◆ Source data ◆
►
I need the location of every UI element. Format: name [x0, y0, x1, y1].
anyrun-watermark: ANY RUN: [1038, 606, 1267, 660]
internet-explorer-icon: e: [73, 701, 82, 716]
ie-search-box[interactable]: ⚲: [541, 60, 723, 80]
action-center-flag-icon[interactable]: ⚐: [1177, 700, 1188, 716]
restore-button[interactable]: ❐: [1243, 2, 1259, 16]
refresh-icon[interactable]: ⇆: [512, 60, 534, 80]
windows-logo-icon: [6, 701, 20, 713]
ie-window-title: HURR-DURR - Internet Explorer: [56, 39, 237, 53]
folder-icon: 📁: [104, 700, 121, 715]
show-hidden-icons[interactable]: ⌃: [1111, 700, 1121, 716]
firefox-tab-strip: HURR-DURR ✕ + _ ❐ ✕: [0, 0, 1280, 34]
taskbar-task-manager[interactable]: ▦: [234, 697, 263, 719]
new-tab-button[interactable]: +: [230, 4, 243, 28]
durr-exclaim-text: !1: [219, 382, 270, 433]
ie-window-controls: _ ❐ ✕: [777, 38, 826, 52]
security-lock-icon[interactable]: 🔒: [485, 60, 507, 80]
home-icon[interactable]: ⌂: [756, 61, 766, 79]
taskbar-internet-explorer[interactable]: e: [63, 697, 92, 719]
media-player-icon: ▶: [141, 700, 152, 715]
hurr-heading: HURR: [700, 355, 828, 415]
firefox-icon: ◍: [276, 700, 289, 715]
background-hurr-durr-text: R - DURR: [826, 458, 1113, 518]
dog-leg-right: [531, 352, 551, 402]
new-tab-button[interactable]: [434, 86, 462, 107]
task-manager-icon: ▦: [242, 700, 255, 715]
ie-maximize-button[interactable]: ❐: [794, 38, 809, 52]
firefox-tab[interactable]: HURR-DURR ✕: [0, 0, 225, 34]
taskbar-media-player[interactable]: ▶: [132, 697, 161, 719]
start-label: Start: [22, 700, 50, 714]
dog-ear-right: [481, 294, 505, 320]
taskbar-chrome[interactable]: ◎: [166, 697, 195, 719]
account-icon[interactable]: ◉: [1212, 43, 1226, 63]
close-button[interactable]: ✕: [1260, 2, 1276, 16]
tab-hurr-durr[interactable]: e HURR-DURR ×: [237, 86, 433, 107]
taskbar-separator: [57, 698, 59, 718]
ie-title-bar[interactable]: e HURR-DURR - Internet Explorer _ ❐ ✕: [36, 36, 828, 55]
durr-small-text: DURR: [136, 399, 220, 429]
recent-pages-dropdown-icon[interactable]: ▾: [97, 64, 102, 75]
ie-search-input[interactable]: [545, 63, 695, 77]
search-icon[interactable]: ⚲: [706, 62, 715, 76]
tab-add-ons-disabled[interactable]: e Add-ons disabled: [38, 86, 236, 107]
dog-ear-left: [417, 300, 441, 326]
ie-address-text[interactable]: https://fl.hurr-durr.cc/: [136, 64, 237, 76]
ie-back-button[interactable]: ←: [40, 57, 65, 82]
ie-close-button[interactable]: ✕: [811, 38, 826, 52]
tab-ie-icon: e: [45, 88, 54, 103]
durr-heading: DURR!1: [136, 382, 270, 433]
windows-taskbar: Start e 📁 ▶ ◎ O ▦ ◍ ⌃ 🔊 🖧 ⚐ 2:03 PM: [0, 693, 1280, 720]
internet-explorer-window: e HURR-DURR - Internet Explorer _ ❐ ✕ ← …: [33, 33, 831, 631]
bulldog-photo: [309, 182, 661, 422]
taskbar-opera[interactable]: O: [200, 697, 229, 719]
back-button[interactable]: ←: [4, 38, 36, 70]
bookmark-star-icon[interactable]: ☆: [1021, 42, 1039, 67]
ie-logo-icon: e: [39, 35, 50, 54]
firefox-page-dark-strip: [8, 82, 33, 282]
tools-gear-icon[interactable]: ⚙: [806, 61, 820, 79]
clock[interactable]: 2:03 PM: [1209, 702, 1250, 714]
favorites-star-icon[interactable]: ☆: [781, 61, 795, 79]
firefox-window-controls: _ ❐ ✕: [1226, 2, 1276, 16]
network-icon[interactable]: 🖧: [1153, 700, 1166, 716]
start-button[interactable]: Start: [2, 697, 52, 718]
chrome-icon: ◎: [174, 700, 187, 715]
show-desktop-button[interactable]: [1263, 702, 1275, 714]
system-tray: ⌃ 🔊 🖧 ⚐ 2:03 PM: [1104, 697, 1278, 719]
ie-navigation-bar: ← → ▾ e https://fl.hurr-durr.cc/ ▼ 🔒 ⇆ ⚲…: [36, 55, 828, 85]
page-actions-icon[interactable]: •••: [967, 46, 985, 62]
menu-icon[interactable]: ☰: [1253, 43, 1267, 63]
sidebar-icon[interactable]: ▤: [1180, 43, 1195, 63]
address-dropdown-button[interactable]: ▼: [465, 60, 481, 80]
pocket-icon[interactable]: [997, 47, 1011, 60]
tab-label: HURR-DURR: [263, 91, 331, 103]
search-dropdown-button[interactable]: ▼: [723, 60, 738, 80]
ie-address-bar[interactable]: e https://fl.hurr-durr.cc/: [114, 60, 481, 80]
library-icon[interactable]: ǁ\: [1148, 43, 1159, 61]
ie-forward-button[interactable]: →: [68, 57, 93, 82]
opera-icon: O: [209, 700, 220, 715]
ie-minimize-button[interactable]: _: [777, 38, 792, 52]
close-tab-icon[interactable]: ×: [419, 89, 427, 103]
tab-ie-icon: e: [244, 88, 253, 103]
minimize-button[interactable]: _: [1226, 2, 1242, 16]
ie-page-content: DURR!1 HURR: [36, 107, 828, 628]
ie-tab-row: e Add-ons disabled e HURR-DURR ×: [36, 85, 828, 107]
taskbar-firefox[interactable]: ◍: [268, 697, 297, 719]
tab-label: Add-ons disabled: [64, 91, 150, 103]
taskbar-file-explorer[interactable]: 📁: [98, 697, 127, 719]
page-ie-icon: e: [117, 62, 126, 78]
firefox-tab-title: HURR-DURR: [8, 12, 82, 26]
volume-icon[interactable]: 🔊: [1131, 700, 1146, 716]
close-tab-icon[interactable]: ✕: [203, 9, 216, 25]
◄
◆ Direction ◆
Recast every row above as a JSON list of strings, with one string per line and no blank lines.

◆ The reply ◆
[
  "I need the location of every UI element. Format: name [x0, y0, x1, y1].",
  "anyrun-watermark: ANY RUN: [1038, 606, 1267, 660]",
  "internet-explorer-icon: e: [73, 701, 82, 716]",
  "ie-search-box[interactable]: ⚲: [541, 60, 723, 80]",
  "action-center-flag-icon[interactable]: ⚐: [1177, 700, 1188, 716]",
  "restore-button[interactable]: ❐: [1243, 2, 1259, 16]",
  "refresh-icon[interactable]: ⇆: [512, 60, 534, 80]",
  "windows-logo-icon: [6, 701, 20, 713]",
  "ie-window-title: HURR-DURR - Internet Explorer: [56, 39, 237, 53]",
  "folder-icon: 📁: [104, 700, 121, 715]",
  "show-hidden-icons[interactable]: ⌃: [1111, 700, 1121, 716]",
  "firefox-tab-strip: HURR-DURR ✕ + _ ❐ ✕: [0, 0, 1280, 34]",
  "taskbar-task-manager[interactable]: ▦: [234, 697, 263, 719]",
  "new-tab-button[interactable]: +: [230, 4, 243, 28]",
  "durr-exclaim-text: !1: [219, 382, 270, 433]",
  "ie-window-controls: _ ❐ ✕: [777, 38, 826, 52]",
  "security-lock-icon[interactable]: 🔒: [485, 60, 507, 80]",
  "home-icon[interactable]: ⌂: [756, 61, 766, 79]",
  "taskbar-internet-explorer[interactable]: e: [63, 697, 92, 719]",
  "media-player-icon: ▶: [141, 700, 152, 715]",
  "hurr-heading: HURR: [700, 355, 828, 415]",
  "firefox-icon: ◍: [276, 700, 289, 715]",
  "background-hurr-durr-text: R - DURR: [826, 458, 1113, 518]",
  "dog-leg-right: [531, 352, 551, 402]",
  "new-tab-button[interactable]: [434, 86, 462, 107]",
  "task-manager-icon: ▦: [242, 700, 255, 715]",
  "ie-maximize-button[interactable]: ❐: [794, 38, 809, 52]",
  "firefox-tab[interactable]: HURR-DURR ✕: [0, 0, 225, 34]",
  "taskbar-media-player[interactable]: ▶: [132, 697, 161, 719]",
  "start-label: Start: [22, 700, 50, 714]",
  "dog-ear-right: [481, 294, 505, 320]",
  "taskbar-chrome[interactable]: ◎: [166, 697, 195, 719]",
  "account-icon[interactable]: ◉: [1212, 43, 1226, 63]",
  "close-button[interactable]: ✕: [1260, 2, 1276, 16]",
  "tab-hurr-durr[interactable]: e HURR-DURR ×: [237, 86, 433, 107]",
  "taskbar-separator: [57, 698, 59, 718]",
  "ie-title-bar[interactable]: e HURR-DURR - Internet Explorer _ ❐ ✕: [36, 36, 828, 55]",
  "durr-small-text: DURR: [136, 399, 220, 429]",
  "recent-pages-dropdown-icon[interactable]: ▾: [97, 64, 102, 75]",
  "ie-search-input[interactable]: [545, 63, 695, 77]",
  "search-icon[interactable]: ⚲: [706, 62, 715, 76]",
  "tab-add-ons-disabled[interactable]: e Add-ons disabled: [38, 86, 236, 107]",
  "dog-ear-left: [417, 300, 441, 326]",
  "ie-address-text[interactable]: https://fl.hurr-durr.cc/: [136, 64, 237, 76]",
  "ie-back-button[interactable]: ←: [40, 57, 65, 82]",
  "ie-close-button[interactable]: ✕: [811, 38, 826, 52]",
  "tab-ie-icon: e: [45, 88, 54, 103]",
  "durr-heading: DURR!1: [136, 382, 270, 433]",
  "windows-taskbar: Start e 📁 ▶ ◎ O ▦ ◍ ⌃ 🔊 🖧 ⚐ 2:03 PM: [0, 693, 1280, 720]",
  "internet-explorer-window: e HURR-DURR - Internet Explorer _ ❐ ✕ ← …: [33, 33, 831, 631]",
  "bulldog-photo: [309, 182, 661, 422]",
  "taskbar-opera[interactable]: O: [200, 697, 229, 719]",
  "back-button[interactable]: ←: [4, 38, 36, 70]",
  "bookmark-star-icon[interactable]: ☆: [1021, 42, 1039, 67]",
  "ie-logo-icon: e: [39, 35, 50, 54]",
  "firefox-page-dark-strip: [8, 82, 33, 282]",
  "tools-gear-icon[interactable]: ⚙: [806, 61, 820, 79]",
  "clock[interactable]: 2:03 PM: [1209, 702, 1250, 714]",
  "favorites-star-icon[interactable]: ☆: [781, 61, 795, 79]",
  "firefox-window-controls: _ ❐ ✕: [1226, 2, 1276, 16]",
  "network-icon[interactable]: 🖧: [1153, 700, 1166, 716]",
  "start-button[interactable]: Start: [2, 697, 52, 718]",
  "chrome-icon: ◎: [174, 700, 187, 715]",
  "show-desktop-button[interactable]: [1263, 702, 1275, 714]",
  "system-tray: ⌃ 🔊 🖧 ⚐ 2:03 PM: [1104, 697, 1278, 719]",
  "ie-navigation-bar: ← → ▾ e https://fl.hurr-durr.cc/ ▼ 🔒 ⇆ ⚲…: [36, 55, 828, 85]",
  "page-actions-icon[interactable]: •••: [967, 46, 985, 62]",
  "menu-icon[interactable]: ☰: [1253, 43, 1267, 63]",
  "sidebar-icon[interactable]: ▤: [1180, 43, 1195, 63]",
  "address-dropdown-button[interactable]: ▼: [465, 60, 481, 80]",
  "pocket-icon[interactable]: [997, 47, 1011, 60]",
  "tab-label: HURR-DURR: [263, 91, 331, 103]",
  "search-dropdown-button[interactable]: ▼: [723, 60, 738, 80]",
  "ie-address-bar[interactable]: e https://fl.hurr-durr.cc/: [114, 60, 481, 80]",
  "library-icon[interactable]: ǁ\\: [1148, 43, 1159, 61]",
  "ie-forward-button[interactable]: →: [68, 57, 93, 82]",
  "opera-icon: O: [209, 700, 220, 715]",
  "ie-minimize-button[interactable]: _: [777, 38, 792, 52]",
  "close-tab-icon[interactable]: ×: [419, 89, 427, 103]",
  "tab-ie-icon: e: [244, 88, 253, 103]",
  "minimize-button[interactable]: _: [1226, 2, 1242, 16]",
  "ie-page-content: DURR!1 HURR: [36, 107, 828, 628]",
  "ie-tab-row: e Add-ons disabled e HURR-DURR ×: [36, 85, 828, 107]",
  "taskbar-firefox[interactable]: ◍: [268, 697, 297, 719]",
  "tab-label: Add-ons disabled: [64, 91, 150, 103]",
  "taskbar-file-explorer[interactable]: 📁: [98, 697, 127, 719]",
  "page-ie-icon: e: [117, 62, 126, 78]",
  "firefox-tab-title: HURR-DURR: [8, 12, 82, 26]",
  "volume-icon[interactable]: 🔊: [1131, 700, 1146, 716]",
  "close-tab-icon[interactable]: ✕: [203, 9, 216, 25]"
]